# TASK DIRECTIONS
Locate and copy all lines bearing the word "двигателя".

# PROVIDED MATERIAL
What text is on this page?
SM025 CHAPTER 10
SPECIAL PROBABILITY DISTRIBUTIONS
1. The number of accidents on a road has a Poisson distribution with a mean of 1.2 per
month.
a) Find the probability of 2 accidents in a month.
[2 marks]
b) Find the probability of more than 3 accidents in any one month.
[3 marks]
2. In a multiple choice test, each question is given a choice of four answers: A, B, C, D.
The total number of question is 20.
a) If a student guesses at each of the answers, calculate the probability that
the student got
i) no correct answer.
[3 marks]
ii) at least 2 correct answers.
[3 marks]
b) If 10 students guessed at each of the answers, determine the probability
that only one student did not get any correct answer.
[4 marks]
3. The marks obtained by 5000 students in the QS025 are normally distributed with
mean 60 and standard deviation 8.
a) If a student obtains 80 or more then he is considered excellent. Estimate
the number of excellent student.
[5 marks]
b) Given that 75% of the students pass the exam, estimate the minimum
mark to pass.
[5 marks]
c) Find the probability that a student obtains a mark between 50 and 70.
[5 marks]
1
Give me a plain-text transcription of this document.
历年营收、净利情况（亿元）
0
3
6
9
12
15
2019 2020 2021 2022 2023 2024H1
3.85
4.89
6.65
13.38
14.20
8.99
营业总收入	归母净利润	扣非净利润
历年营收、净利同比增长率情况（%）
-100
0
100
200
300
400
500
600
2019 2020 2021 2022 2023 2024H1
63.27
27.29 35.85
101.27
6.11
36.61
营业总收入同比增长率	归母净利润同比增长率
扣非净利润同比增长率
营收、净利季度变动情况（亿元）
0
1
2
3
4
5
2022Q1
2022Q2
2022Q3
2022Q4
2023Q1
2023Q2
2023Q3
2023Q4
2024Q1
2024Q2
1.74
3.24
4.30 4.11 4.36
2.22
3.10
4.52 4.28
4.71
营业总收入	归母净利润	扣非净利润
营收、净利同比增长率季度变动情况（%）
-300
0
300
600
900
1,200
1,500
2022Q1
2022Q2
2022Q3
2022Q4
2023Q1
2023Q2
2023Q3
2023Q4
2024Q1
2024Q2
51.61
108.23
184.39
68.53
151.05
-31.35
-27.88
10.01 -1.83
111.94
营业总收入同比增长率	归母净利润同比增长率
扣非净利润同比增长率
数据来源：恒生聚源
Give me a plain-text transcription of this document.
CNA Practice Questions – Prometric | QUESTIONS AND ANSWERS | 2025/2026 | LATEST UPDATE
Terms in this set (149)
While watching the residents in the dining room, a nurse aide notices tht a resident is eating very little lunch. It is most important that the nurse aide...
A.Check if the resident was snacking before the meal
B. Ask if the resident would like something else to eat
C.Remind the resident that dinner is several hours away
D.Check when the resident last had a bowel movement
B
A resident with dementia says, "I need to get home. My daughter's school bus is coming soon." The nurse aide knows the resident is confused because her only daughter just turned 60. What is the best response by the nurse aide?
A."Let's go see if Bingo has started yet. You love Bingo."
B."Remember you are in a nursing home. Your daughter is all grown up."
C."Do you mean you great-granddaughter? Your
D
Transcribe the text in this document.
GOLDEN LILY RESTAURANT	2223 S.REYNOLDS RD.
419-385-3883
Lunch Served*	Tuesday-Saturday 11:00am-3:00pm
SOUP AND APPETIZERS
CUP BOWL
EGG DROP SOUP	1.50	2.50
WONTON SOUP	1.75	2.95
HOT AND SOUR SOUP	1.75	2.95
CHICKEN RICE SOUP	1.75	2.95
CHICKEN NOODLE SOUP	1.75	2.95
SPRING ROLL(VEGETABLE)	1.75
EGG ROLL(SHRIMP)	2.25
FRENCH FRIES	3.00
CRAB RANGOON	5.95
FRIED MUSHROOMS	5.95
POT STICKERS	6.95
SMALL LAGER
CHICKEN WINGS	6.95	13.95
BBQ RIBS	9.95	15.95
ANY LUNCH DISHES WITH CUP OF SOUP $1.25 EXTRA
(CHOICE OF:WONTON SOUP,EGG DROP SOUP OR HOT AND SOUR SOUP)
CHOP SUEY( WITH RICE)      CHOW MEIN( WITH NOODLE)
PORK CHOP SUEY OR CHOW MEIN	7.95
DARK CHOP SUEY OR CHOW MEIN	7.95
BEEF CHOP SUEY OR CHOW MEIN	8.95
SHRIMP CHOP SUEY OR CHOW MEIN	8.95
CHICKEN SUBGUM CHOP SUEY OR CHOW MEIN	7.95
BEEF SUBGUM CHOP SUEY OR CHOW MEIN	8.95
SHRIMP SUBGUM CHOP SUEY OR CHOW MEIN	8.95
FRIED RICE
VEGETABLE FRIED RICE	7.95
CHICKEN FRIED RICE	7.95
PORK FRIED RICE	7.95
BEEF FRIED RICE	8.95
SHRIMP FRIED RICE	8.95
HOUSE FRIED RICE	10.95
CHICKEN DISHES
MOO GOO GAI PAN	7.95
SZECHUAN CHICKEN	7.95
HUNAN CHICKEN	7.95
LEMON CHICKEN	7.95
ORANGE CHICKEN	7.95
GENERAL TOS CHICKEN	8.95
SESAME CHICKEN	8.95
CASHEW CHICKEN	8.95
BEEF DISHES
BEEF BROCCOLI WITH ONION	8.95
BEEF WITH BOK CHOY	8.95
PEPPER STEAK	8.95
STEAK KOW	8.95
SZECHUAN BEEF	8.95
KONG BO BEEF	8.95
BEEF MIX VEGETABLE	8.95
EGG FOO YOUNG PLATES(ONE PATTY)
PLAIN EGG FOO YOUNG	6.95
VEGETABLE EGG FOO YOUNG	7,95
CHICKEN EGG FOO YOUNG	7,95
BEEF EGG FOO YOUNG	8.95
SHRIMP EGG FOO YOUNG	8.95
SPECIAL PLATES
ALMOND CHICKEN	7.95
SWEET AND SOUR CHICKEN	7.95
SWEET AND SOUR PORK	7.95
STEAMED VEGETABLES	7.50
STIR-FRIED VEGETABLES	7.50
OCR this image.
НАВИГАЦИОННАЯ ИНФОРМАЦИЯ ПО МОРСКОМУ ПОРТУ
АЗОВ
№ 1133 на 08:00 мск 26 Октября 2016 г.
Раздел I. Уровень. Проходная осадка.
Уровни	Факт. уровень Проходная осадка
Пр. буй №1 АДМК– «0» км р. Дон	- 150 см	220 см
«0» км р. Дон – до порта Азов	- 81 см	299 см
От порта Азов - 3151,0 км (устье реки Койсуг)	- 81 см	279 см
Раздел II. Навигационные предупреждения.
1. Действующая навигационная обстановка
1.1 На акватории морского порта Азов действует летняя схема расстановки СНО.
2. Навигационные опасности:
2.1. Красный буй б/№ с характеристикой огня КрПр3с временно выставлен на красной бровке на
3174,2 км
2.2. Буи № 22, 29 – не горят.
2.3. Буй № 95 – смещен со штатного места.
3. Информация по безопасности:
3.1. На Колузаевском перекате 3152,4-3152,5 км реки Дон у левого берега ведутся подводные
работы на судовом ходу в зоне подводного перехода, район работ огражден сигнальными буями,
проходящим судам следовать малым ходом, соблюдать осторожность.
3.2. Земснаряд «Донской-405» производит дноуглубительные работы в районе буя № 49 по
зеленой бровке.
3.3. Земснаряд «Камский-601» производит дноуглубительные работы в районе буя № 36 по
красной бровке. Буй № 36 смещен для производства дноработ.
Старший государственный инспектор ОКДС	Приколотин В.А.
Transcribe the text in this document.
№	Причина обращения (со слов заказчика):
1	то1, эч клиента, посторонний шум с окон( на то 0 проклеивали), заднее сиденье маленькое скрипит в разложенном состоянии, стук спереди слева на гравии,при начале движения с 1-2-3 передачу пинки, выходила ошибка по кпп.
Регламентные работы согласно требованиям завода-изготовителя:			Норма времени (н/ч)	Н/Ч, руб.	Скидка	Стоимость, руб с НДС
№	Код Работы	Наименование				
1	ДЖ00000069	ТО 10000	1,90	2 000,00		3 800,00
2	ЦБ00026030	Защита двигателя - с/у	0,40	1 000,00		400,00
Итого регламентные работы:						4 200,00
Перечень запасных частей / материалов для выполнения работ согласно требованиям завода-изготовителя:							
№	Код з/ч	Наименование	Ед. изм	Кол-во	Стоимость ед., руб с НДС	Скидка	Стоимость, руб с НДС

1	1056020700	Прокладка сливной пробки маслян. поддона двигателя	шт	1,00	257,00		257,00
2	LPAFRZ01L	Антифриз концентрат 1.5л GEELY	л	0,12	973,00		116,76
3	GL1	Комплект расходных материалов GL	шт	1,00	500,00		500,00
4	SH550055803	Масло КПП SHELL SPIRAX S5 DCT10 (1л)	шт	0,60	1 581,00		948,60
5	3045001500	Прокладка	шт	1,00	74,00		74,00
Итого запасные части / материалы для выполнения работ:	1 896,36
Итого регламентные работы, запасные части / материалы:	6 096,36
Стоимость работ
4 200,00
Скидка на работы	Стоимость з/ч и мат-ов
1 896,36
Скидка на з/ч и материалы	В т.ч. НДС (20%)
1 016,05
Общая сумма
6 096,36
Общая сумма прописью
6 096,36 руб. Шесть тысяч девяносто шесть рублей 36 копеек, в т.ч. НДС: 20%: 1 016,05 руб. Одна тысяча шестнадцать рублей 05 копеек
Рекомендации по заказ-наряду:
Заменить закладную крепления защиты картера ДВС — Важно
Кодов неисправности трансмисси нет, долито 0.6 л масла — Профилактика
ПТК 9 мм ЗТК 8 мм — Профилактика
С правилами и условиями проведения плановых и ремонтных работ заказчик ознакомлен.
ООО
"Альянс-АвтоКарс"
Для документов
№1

# RESULT
2	ЦБ00026030	Защита двигателя - с/у	0,40	1 000,00		400,00
1	1056020700	Прокладка сливной пробки маслян. поддона двигателя	шт	1,00	257,00		257,00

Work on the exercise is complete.